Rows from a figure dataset

----

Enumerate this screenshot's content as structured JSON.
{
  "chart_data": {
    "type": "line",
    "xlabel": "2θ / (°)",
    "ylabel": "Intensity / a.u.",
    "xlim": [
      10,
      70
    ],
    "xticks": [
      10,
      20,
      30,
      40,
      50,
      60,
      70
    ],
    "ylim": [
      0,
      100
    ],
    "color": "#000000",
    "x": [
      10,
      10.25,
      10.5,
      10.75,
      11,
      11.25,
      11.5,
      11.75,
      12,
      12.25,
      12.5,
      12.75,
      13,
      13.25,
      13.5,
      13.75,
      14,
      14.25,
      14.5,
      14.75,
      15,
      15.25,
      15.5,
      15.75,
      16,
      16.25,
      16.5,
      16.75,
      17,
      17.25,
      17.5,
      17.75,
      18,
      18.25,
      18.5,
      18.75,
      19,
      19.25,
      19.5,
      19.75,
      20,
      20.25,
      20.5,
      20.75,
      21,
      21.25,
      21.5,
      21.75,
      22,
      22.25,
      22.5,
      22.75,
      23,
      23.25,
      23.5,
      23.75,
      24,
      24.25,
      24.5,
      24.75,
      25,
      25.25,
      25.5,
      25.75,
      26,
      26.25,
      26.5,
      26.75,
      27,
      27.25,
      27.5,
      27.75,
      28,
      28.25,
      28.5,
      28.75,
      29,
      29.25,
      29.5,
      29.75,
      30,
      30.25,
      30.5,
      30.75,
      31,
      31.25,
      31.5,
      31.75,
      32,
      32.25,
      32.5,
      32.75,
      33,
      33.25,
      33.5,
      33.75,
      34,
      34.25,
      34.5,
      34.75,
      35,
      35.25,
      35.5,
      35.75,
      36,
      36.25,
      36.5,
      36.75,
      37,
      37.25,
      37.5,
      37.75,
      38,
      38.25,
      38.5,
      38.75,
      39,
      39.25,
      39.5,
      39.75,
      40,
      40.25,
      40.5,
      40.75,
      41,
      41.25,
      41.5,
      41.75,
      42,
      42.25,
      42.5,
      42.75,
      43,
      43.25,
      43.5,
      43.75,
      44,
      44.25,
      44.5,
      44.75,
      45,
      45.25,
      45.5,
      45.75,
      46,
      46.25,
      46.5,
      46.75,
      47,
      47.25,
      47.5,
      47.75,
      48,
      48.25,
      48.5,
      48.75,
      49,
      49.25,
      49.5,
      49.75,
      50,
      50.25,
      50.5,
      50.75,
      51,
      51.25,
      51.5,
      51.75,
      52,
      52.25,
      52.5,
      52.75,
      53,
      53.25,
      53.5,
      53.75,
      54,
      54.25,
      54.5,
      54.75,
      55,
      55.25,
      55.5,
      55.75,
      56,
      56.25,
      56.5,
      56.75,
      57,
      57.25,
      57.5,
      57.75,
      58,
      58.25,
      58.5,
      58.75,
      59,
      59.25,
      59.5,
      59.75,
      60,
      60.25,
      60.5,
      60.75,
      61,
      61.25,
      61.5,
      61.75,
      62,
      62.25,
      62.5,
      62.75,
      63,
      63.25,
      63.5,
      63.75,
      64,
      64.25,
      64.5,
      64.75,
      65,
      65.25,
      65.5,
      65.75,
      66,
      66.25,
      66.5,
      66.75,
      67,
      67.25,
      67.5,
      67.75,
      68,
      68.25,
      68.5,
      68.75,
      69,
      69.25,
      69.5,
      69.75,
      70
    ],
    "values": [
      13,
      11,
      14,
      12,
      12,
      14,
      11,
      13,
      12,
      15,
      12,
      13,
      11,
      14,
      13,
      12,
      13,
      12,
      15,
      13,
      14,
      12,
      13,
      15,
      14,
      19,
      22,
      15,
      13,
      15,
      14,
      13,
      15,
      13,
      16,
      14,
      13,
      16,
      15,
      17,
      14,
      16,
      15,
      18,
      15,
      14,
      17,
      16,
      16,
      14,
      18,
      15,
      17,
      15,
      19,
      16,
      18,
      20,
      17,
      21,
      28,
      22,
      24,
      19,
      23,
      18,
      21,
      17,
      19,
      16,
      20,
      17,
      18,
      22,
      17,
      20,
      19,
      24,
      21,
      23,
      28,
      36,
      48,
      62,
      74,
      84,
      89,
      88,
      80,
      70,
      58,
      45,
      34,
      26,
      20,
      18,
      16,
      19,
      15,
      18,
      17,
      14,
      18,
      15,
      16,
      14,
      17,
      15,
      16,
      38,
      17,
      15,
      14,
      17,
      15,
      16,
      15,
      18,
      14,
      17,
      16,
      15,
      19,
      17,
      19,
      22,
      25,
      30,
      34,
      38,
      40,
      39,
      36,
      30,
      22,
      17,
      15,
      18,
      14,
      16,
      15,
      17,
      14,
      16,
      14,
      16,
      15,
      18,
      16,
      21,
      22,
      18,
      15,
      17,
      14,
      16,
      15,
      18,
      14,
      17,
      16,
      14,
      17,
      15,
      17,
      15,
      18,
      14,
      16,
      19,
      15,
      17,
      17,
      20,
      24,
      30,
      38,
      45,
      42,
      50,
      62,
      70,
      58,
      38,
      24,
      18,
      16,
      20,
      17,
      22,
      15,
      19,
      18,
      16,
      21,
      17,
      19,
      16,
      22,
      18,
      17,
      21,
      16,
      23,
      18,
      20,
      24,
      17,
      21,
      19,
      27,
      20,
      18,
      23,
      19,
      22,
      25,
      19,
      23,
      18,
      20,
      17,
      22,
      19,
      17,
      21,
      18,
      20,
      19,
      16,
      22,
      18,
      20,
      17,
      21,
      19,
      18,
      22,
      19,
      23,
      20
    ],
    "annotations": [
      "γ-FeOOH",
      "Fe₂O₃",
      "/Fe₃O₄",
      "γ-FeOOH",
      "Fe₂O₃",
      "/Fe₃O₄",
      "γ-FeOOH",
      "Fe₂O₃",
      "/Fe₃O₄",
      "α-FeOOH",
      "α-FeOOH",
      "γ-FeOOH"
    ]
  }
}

----

# [WRITTEN TASK]
Reproduce the data shown above exactly.

# [EXPECTED OUTPUT]
Enumerate this screenshot's content as structured JSON.
{
  "chart_data": {
    "type": "line",
    "xlabel": "2θ / (°)",
    "ylabel": "Intensity / a.u.",
    "xlim": [
      10,
      70
    ],
    "xticks": [
      10,
      20,
      30,
      40,
      50,
      60,
      70
    ],
    "ylim": [
      0,
      100
    ],
    "color": "#000000",
    "x": [
      10,
      10.25,
      10.5,
      10.75,
      11,
      11.25,
      11.5,
      11.75,
      12,
      12.25,
      12.5,
      12.75,
      13,
      13.25,
      13.5,
      13.75,
      14,
      14.25,
      14.5,
      14.75,
      15,
      15.25,
      15.5,
      15.75,
      16,
      16.25,
      16.5,
      16.75,
      17,
      17.25,
      17.5,
      17.75,
      18,
      18.25,
      18.5,
      18.75,
      19,
      19.25,
      19.5,
      19.75,
      20,
      20.25,
      20.5,
      20.75,
      21,
      21.25,
      21.5,
      21.75,
      22,
      22.25,
      22.5,
      22.75,
      23,
      23.25,
      23.5,
      23.75,
      24,
      24.25,
      24.5,
      24.75,
      25,
      25.25,
      25.5,
      25.75,
      26,
      26.25,
      26.5,
      26.75,
      27,
      27.25,
      27.5,
      27.75,
      28,
      28.25,
      28.5,
      28.75,
      29,
      29.25,
      29.5,
      29.75,
      30,
      30.25,
      30.5,
      30.75,
      31,
      31.25,
      31.5,
      31.75,
      32,
      32.25,
      32.5,
      32.75,
      33,
      33.25,
      33.5,
      33.75,
      34,
      34.25,
      34.5,
      34.75,
      35,
      35.25,
      35.5,
      35.75,
      36,
      36.25,
      36.5,
      36.75,
      37,
      37.25,
      37.5,
      37.75,
      38,
      38.25,
      38.5,
      38.75,
      39,
      39.25,
      39.5,
      39.75,
      40,
      40.25,
      40.5,
      40.75,
      41,
      41.25,
      41.5,
      41.75,
      42,
      42.25,
      42.5,
      42.75,
      43,
      43.25,
      43.5,
      43.75,
      44,
      44.25,
      44.5,
      44.75,
      45,
      45.25,
      45.5,
      45.75,
      46,
      46.25,
      46.5,
      46.75,
      47,
      47.25,
      47.5,
      47.75,
      48,
      48.25,
      48.5,
      48.75,
      49,
      49.25,
      49.5,
      49.75,
      50,
      50.25,
      50.5,
      50.75,
      51,
      51.25,
      51.5,
      51.75,
      52,
      52.25,
      52.5,
      52.75,
      53,
      53.25,
      53.5,
      53.75,
      54,
      54.25,
      54.5,
      54.75,
      55,
      55.25,
      55.5,
      55.75,
      56,
      56.25,
      56.5,
      56.75,
      57,
      57.25,
      57.5,
      57.75,
      58,
      58.25,
      58.5,
      58.75,
      59,
      59.25,
      59.5,
      59.75,
      60,
      60.25,
      60.5,
      60.75,
      61,
      61.25,
      61.5,
      61.75,
      62,
      62.25,
      62.5,
      62.75,
      63,
      63.25,
      63.5,
      63.75,
      64,
      64.25,
      64.5,
      64.75,
      65,
      65.25,
      65.5,
      65.75,
      66,
      66.25,
      66.5,
      66.75,
      67,
      67.25,
      67.5,
      67.75,
      68,
      68.25,
      68.5,
      68.75,
      69,
      69.25,
      69.5,
      69.75,
      70
    ],
    "values": [
      13,
      11,
      14,
      12,
      12,
      14,
      11,
      13,
      12,
      15,
      12,
      13,
      11,
      14,
      13,
      12,
      13,
      12,
      15,
      13,
      14,
      12,
      13,
      15,
      14,
      19,
      22,
      15,
      13,
      15,
      14,
      13,
      15,
      13,
      16,
      14,
      13,
      16,
      15,
      17,
      14,
      16,
      15,
      18,
      15,
      14,
      17,
      16,
      16,
      14,
      18,
      15,
      17,
      15,
      19,
      16,
      18,
      20,
      17,
      21,
      28,
      22,
      24,
      19,
      23,
      18,
      21,
      17,
      19,
      16,
      20,
      17,
      18,
      22,
      17,
      20,
      19,
      24,
      21,
      23,
      28,
      36,
      48,
      62,
      74,
      84,
      89,
      88,
      80,
      70,
      58,
      45,
      34,
      26,
      20,
      18,
      16,
      19,
      15,
      18,
      17,
      14,
      18,
      15,
      16,
      14,
      17,
      15,
      16,
      38,
      17,
      15,
      14,
      17,
      15,
      16,
      15,
      18,
      14,
      17,
      16,
      15,
      19,
      17,
      19,
      22,
      25,
      30,
      34,
      38,
      40,
      39,
      36,
      30,
      22,
      17,
      15,
      18,
      14,
      16,
      15,
      17,
      14,
      16,
      14,
      16,
      15,
      18,
      16,
      21,
      22,
      18,
      15,
      17,
      14,
      16,
      15,
      18,
      14,
      17,
      16,
      14,
      17,
      15,
      17,
      15,
      18,
      14,
      16,
      19,
      15,
      17,
      17,
      20,
      24,
      30,
      38,
      45,
      42,
      50,
      62,
      70,
      58,
      38,
      24,
      18,
      16,
      20,
      17,
      22,
      15,
      19,
      18,
      16,
      21,
      17,
      19,
      16,
      22,
      18,
      17,
      21,
      16,
      23,
      18,
      20,
      24,
      17,
      21,
      19,
      27,
      20,
      18,
      23,
      19,
      22,
      25,
      19,
      23,
      18,
      20,
      17,
      22,
      19,
      17,
      21,
      18,
      20,
      19,
      16,
      22,
      18,
      20,
      17,
      21,
      19,
      18,
      22,
      19,
      23,
      20
    ],
    "annotations": [
      "γ-FeOOH",
      "Fe₂O₃",
      "/Fe₃O₄",
      "γ-FeOOH",
      "Fe₂O₃",
      "/Fe₃O₄",
      "γ-FeOOH",
      "Fe₂O₃",
      "/Fe₃O₄",
      "α-FeOOH",
      "α-FeOOH",
      "γ-FeOOH"
    ]
  }
}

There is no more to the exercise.